Your instructions:
Present the following data again exactly as it is shown.

Data excerpts:
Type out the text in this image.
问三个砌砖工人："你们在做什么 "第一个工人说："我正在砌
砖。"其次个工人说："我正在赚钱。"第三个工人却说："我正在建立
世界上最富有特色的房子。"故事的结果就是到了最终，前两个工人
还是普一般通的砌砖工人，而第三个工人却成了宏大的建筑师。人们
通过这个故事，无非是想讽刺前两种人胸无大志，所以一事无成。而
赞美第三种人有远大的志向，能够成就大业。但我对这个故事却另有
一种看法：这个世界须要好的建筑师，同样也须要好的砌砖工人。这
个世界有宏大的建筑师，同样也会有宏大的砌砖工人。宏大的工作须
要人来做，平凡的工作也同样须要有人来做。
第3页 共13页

Result of the task:
Type out the text in this image.
问三个砌砖工人："你们在做什么 "第一个工人说："我正在砌
砖。"其次个工人说："我正在赚钱。"第三个工人却说："我正在建立
世界上最富有特色的房子。"故事的结果就是到了最终，前两个工人
还是普一般通的砌砖工人，而第三个工人却成了宏大的建筑师。人们
通过这个故事，无非是想讽刺前两种人胸无大志，所以一事无成。而
赞美第三种人有远大的志向，能够成就大业。但我对这个故事却另有
一种看法：这个世界须要好的建筑师，同样也须要好的砌砖工人。这
个世界有宏大的建筑师，同样也会有宏大的砌砖工人。宏大的工作须
要人来做，平凡的工作也同样须要有人来做。
第3页 共13页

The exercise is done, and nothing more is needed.